▶ _Your task_:
Keep only the lines that hold the string "đồng", filtering out the rest of the entries below.

(Data tied to figure images)
▶

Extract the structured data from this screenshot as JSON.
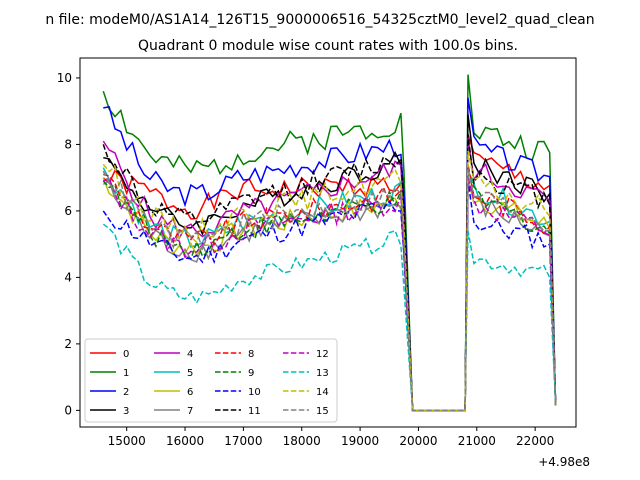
{
  "chart_data": {
    "type": "line",
    "suptitle": "n file: modeM0/AS1A14_126T15_9000006516_54325cztM0_level2_quad_clean",
    "title": "Quadrant 0 module wise count rates with 100.0s bins.",
    "xlabel": "",
    "ylabel": "",
    "x_offset_label": "+4.98e8",
    "xlim": [
      14200,
      22700
    ],
    "ylim": [
      -0.5,
      10.6
    ],
    "xticks": [
      15000,
      16000,
      17000,
      18000,
      19000,
      20000,
      21000,
      22000
    ],
    "yticks": [
      0,
      2,
      4,
      6,
      8,
      10
    ],
    "grid": false,
    "legend_position": "lower-left",
    "legend_columns": 4,
    "series": [
      {
        "name": "0",
        "color": "#ff0000",
        "dash": "solid",
        "seed": 1,
        "base": 6.6,
        "peak": 8.3,
        "amp": 0.35,
        "start": 7.0,
        "pre_end": 6.8,
        "post_a": 7.6,
        "post_b": 6.7
      },
      {
        "name": "1",
        "color": "#008000",
        "dash": "solid",
        "seed": 2,
        "base": 7.7,
        "peak": 10.1,
        "amp": 0.4,
        "start": 9.6,
        "pre_end": 8.7,
        "post_a": 8.5,
        "post_b": 7.7
      },
      {
        "name": "2",
        "color": "#0000ff",
        "dash": "solid",
        "seed": 3,
        "base": 7.0,
        "peak": 9.4,
        "amp": 0.35,
        "start": 9.1,
        "pre_end": 8.0,
        "post_a": 8.0,
        "post_b": 7.0
      },
      {
        "name": "3",
        "color": "#000000",
        "dash": "solid",
        "seed": 4,
        "base": 6.1,
        "peak": 8.9,
        "amp": 0.35,
        "start": 7.6,
        "pre_end": 7.5,
        "post_a": 7.5,
        "post_b": 6.5
      },
      {
        "name": "4",
        "color": "#bf00bf",
        "dash": "solid",
        "seed": 5,
        "base": 5.9,
        "peak": 8.2,
        "amp": 0.35,
        "start": 8.1,
        "pre_end": 7.3,
        "post_a": 7.3,
        "post_b": 6.3
      },
      {
        "name": "5",
        "color": "#00bfbf",
        "dash": "solid",
        "seed": 6,
        "base": 5.6,
        "peak": 7.2,
        "amp": 0.35,
        "start": 7.3,
        "pre_end": 6.6,
        "post_a": 6.8,
        "post_b": 5.7
      },
      {
        "name": "6",
        "color": "#bfbf00",
        "dash": "solid",
        "seed": 7,
        "base": 5.4,
        "peak": 7.0,
        "amp": 0.35,
        "start": 7.0,
        "pre_end": 6.3,
        "post_a": 6.5,
        "post_b": 5.5
      },
      {
        "name": "7",
        "color": "#808080",
        "dash": "solid",
        "seed": 8,
        "base": 5.3,
        "peak": 6.8,
        "amp": 0.35,
        "start": 6.8,
        "pre_end": 6.2,
        "post_a": 6.3,
        "post_b": 5.3
      },
      {
        "name": "8",
        "color": "#ff0000",
        "dash": "dashed",
        "seed": 9,
        "base": 5.6,
        "peak": 7.4,
        "amp": 0.35,
        "start": 7.1,
        "pre_end": 6.5,
        "post_a": 6.6,
        "post_b": 5.6
      },
      {
        "name": "9",
        "color": "#008000",
        "dash": "dashed",
        "seed": 10,
        "base": 5.4,
        "peak": 7.1,
        "amp": 0.35,
        "start": 6.9,
        "pre_end": 6.3,
        "post_a": 6.5,
        "post_b": 5.4
      },
      {
        "name": "10",
        "color": "#0000ff",
        "dash": "dashed",
        "seed": 11,
        "base": 5.1,
        "peak": 6.9,
        "amp": 0.35,
        "start": 6.0,
        "pre_end": 6.2,
        "post_a": 5.7,
        "post_b": 5.1
      },
      {
        "name": "11",
        "color": "#000000",
        "dash": "dashed",
        "seed": 12,
        "base": 6.2,
        "peak": 8.3,
        "amp": 0.35,
        "start": 8.0,
        "pre_end": 7.6,
        "post_a": 7.2,
        "post_b": 6.3
      },
      {
        "name": "12",
        "color": "#bf00bf",
        "dash": "dashed",
        "seed": 13,
        "base": 5.4,
        "peak": 7.0,
        "amp": 0.35,
        "start": 6.9,
        "pre_end": 6.3,
        "post_a": 6.3,
        "post_b": 5.4
      },
      {
        "name": "13",
        "color": "#00bfbf",
        "dash": "dashed",
        "seed": 14,
        "base": 3.9,
        "peak": 5.4,
        "amp": 0.25,
        "start": 5.6,
        "pre_end": 5.2,
        "post_a": 4.6,
        "post_b": 4.1
      },
      {
        "name": "14",
        "color": "#bfbf00",
        "dash": "dashed",
        "seed": 15,
        "base": 5.9,
        "peak": 7.8,
        "amp": 0.35,
        "start": 7.4,
        "pre_end": 7.0,
        "post_a": 6.8,
        "post_b": 6.0
      },
      {
        "name": "15",
        "color": "#808080",
        "dash": "dashed",
        "seed": 16,
        "base": 5.6,
        "peak": 7.3,
        "amp": 0.35,
        "start": 7.2,
        "pre_end": 6.5,
        "post_a": 6.6,
        "post_b": 5.6
      }
    ],
    "time_segments": {
      "pre_start": 14600,
      "pre_end": 19700,
      "drop_end": 19900,
      "gap_end": 20800,
      "post_peak": 20850,
      "post_end": 22250,
      "final_x": 22350,
      "step": 100
    }
  }
}
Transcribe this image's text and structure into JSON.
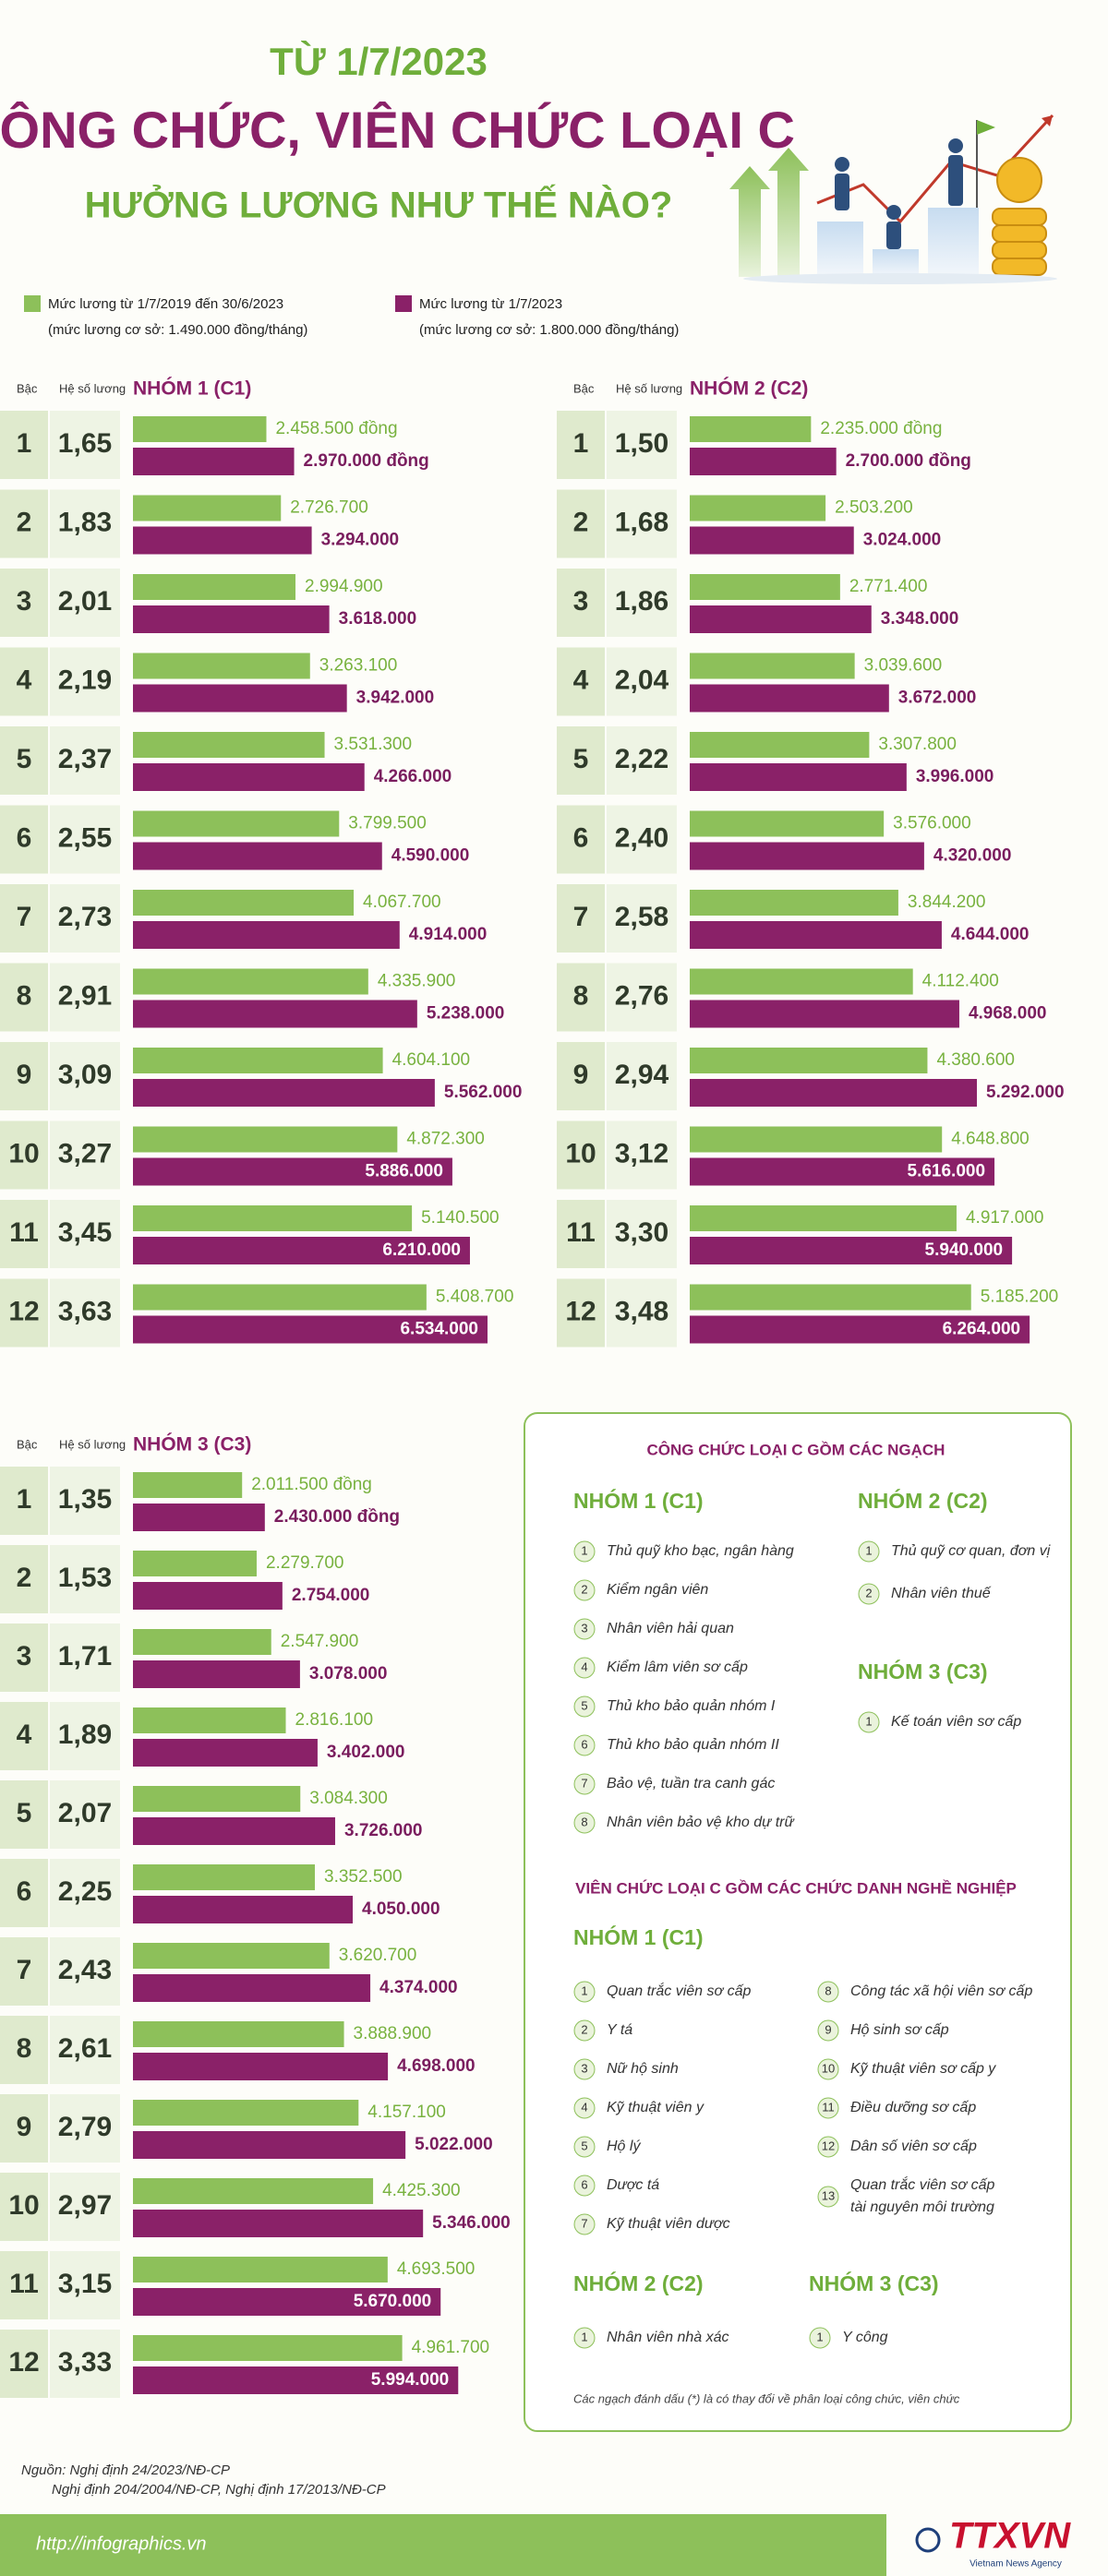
{
  "header": {
    "kicker": "TỪ 1/7/2023",
    "title": "CÔNG CHỨC, VIÊN CHỨC LOẠI C",
    "subtitle": "HƯỞNG LƯƠNG NHƯ THẾ NÀO?"
  },
  "legend": [
    {
      "name": "Mức lương từ 1/7/2019 đến 30/6/2023",
      "note": "(mức lương cơ sở: 1.490.000 đồng/tháng)",
      "color": "#8dc05a"
    },
    {
      "name": "Mức lương từ 1/7/2023",
      "note": "(mức lương cơ sở: 1.800.000 đồng/tháng)",
      "color": "#8a2168"
    }
  ],
  "chart_data": [
    {
      "type": "bar",
      "title": "NHÓM 1 (C1)",
      "category_label": "Bậc",
      "coefficient_label": "Hệ số lương",
      "categories": [
        "1",
        "2",
        "3",
        "4",
        "5",
        "6",
        "7",
        "8",
        "9",
        "10",
        "11",
        "12"
      ],
      "coefficients": [
        "1,65",
        "1,83",
        "2,01",
        "2,19",
        "2,37",
        "2,55",
        "2,73",
        "2,91",
        "3,09",
        "3,27",
        "3,45",
        "3,63"
      ],
      "series": [
        {
          "color": "#8dc05a",
          "values": [
            2458500,
            2726700,
            2994900,
            3263100,
            3531300,
            3799500,
            4067700,
            4335900,
            4604100,
            4872300,
            5140500,
            5408700
          ],
          "value_labels": [
            "2.458.500 đồng",
            "2.726.700",
            "2.994.900",
            "3.263.100",
            "3.531.300",
            "3.799.500",
            "4.067.700",
            "4.335.900",
            "4.604.100",
            "4.872.300",
            "5.140.500",
            "5.408.700"
          ]
        },
        {
          "color": "#8a2168",
          "values": [
            2970000,
            3294000,
            3618000,
            3942000,
            4266000,
            4590000,
            4914000,
            5238000,
            5562000,
            5886000,
            6210000,
            6534000
          ],
          "value_labels": [
            "2.970.000 đồng",
            "3.294.000",
            "3.618.000",
            "3.942.000",
            "4.266.000",
            "4.590.000",
            "4.914.000",
            "5.238.000",
            "5.562.000",
            "5.886.000",
            "6.210.000",
            "6.534.000"
          ]
        }
      ]
    },
    {
      "type": "bar",
      "title": "NHÓM 2 (C2)",
      "category_label": "Bậc",
      "coefficient_label": "Hệ số lương",
      "categories": [
        "1",
        "2",
        "3",
        "4",
        "5",
        "6",
        "7",
        "8",
        "9",
        "10",
        "11",
        "12"
      ],
      "coefficients": [
        "1,50",
        "1,68",
        "1,86",
        "2,04",
        "2,22",
        "2,40",
        "2,58",
        "2,76",
        "2,94",
        "3,12",
        "3,30",
        "3,48"
      ],
      "series": [
        {
          "color": "#8dc05a",
          "values": [
            2235000,
            2503200,
            2771400,
            3039600,
            3307800,
            3576000,
            3844200,
            4112400,
            4380600,
            4648800,
            4917000,
            5185200
          ],
          "value_labels": [
            "2.235.000 đồng",
            "2.503.200",
            "2.771.400",
            "3.039.600",
            "3.307.800",
            "3.576.000",
            "3.844.200",
            "4.112.400",
            "4.380.600",
            "4.648.800",
            "4.917.000",
            "5.185.200"
          ]
        },
        {
          "color": "#8a2168",
          "values": [
            2700000,
            3024000,
            3348000,
            3672000,
            3996000,
            4320000,
            4644000,
            4968000,
            5292000,
            5616000,
            5940000,
            6264000
          ],
          "value_labels": [
            "2.700.000 đồng",
            "3.024.000",
            "3.348.000",
            "3.672.000",
            "3.996.000",
            "4.320.000",
            "4.644.000",
            "4.968.000",
            "5.292.000",
            "5.616.000",
            "5.940.000",
            "6.264.000"
          ]
        }
      ]
    },
    {
      "type": "bar",
      "title": "NHÓM 3 (C3)",
      "category_label": "Bậc",
      "coefficient_label": "Hệ số lương",
      "categories": [
        "1",
        "2",
        "3",
        "4",
        "5",
        "6",
        "7",
        "8",
        "9",
        "10",
        "11",
        "12"
      ],
      "coefficients": [
        "1,35",
        "1,53",
        "1,71",
        "1,89",
        "2,07",
        "2,25",
        "2,43",
        "2,61",
        "2,79",
        "2,97",
        "3,15",
        "3,33"
      ],
      "series": [
        {
          "color": "#8dc05a",
          "values": [
            2011500,
            2279700,
            2547900,
            2816100,
            3084300,
            3352500,
            3620700,
            3888900,
            4157100,
            4425300,
            4693500,
            4961700
          ],
          "value_labels": [
            "2.011.500 đồng",
            "2.279.700",
            "2.547.900",
            "2.816.100",
            "3.084.300",
            "3.352.500",
            "3.620.700",
            "3.888.900",
            "4.157.100",
            "4.425.300",
            "4.693.500",
            "4.961.700"
          ]
        },
        {
          "color": "#8a2168",
          "values": [
            2430000,
            2754000,
            3078000,
            3402000,
            3726000,
            4050000,
            4374000,
            4698000,
            5022000,
            5346000,
            5670000,
            5994000
          ],
          "value_labels": [
            "2.430.000 đồng",
            "2.754.000",
            "3.078.000",
            "3.402.000",
            "3.726.000",
            "4.050.000",
            "4.374.000",
            "4.698.000",
            "5.022.000",
            "5.346.000",
            "5.670.000",
            "5.994.000"
          ]
        }
      ]
    }
  ],
  "panel": {
    "civil_title": "CÔNG CHỨC LOẠI C GỒM CÁC NGẠCH",
    "civil_groups": [
      {
        "title": "NHÓM 1 (C1)",
        "items": [
          {
            "number": "1",
            "lines": [
              "Thủ quỹ kho bạc, ngân hàng"
            ]
          },
          {
            "number": "2",
            "lines": [
              "Kiểm ngân viên"
            ]
          },
          {
            "number": "3",
            "lines": [
              "Nhân viên hải quan"
            ]
          },
          {
            "number": "4",
            "lines": [
              "Kiểm lâm viên sơ cấp"
            ]
          },
          {
            "number": "5",
            "lines": [
              "Thủ kho bảo quản nhóm I"
            ]
          },
          {
            "number": "6",
            "lines": [
              "Thủ kho bảo quản nhóm II"
            ]
          },
          {
            "number": "7",
            "lines": [
              "Bảo vệ, tuần tra canh gác"
            ]
          },
          {
            "number": "8",
            "lines": [
              "Nhân viên bảo vệ kho dự trữ"
            ]
          }
        ]
      },
      {
        "title": "NHÓM 2 (C2)",
        "items": [
          {
            "number": "1",
            "lines": [
              "Thủ quỹ cơ quan, đơn vị"
            ]
          },
          {
            "number": "2",
            "lines": [
              "Nhân viên thuế"
            ]
          }
        ]
      },
      {
        "title": "NHÓM 3 (C3)",
        "items": [
          {
            "number": "1",
            "lines": [
              "Kế toán viên sơ cấp"
            ]
          }
        ]
      }
    ],
    "public_title": "VIÊN CHỨC LOẠI C GỒM CÁC CHỨC DANH NGHỀ NGHIỆP",
    "public_groups": [
      {
        "title": "NHÓM 1 (C1)",
        "items": [
          {
            "number": "1",
            "lines": [
              "Quan trắc viên sơ cấp"
            ]
          },
          {
            "number": "2",
            "lines": [
              "Y tá"
            ]
          },
          {
            "number": "3",
            "lines": [
              "Nữ hộ sinh"
            ]
          },
          {
            "number": "4",
            "lines": [
              "Kỹ thuật viên y"
            ]
          },
          {
            "number": "5",
            "lines": [
              "Hộ lý"
            ]
          },
          {
            "number": "6",
            "lines": [
              "Dược tá"
            ]
          },
          {
            "number": "7",
            "lines": [
              "Kỹ thuật viên dược"
            ]
          },
          {
            "number": "8",
            "lines": [
              "Công tác xã hội viên sơ cấp"
            ]
          },
          {
            "number": "9",
            "lines": [
              "Hộ sinh sơ cấp"
            ]
          },
          {
            "number": "10",
            "lines": [
              "Kỹ thuật viên sơ cấp y"
            ]
          },
          {
            "number": "11",
            "lines": [
              "Điều dưỡng sơ cấp"
            ]
          },
          {
            "number": "12",
            "lines": [
              "Dân số viên sơ cấp"
            ]
          },
          {
            "number": "13",
            "lines": [
              "Quan trắc viên sơ cấp",
              "tài nguyên môi trường"
            ]
          }
        ]
      },
      {
        "title": "NHÓM 2 (C2)",
        "items": [
          {
            "number": "1",
            "lines": [
              "Nhân viên nhà xác"
            ]
          }
        ]
      },
      {
        "title": "NHÓM 3 (C3)",
        "items": [
          {
            "number": "1",
            "lines": [
              "Y công"
            ]
          }
        ]
      }
    ],
    "footnote": "Các ngạch đánh dấu (*) là có thay đổi về phân loại công chức, viên chức"
  },
  "footer": {
    "sources": [
      "Nguồn: Nghị định 24/2023/NĐ-CP",
      "Nghị định 204/2004/NĐ-CP, Nghị định 17/2013/NĐ-CP"
    ],
    "url": "http://infographics.vn",
    "logo": "TTXVN",
    "logo_sub": "Vietnam News Agency"
  }
}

◀

▶ _Output of the task_:
      "note": "(mức lương cơ sở: 1.490.000 đồng/tháng)",
      "note": "(mức lương cơ sở: 1.800.000 đồng/tháng)",
            "2.458.500 đồng",
            "2.970.000 đồng",
            "2.235.000 đồng",
            "2.700.000 đồng",
            "2.011.500 đồng",
            "2.430.000 đồng",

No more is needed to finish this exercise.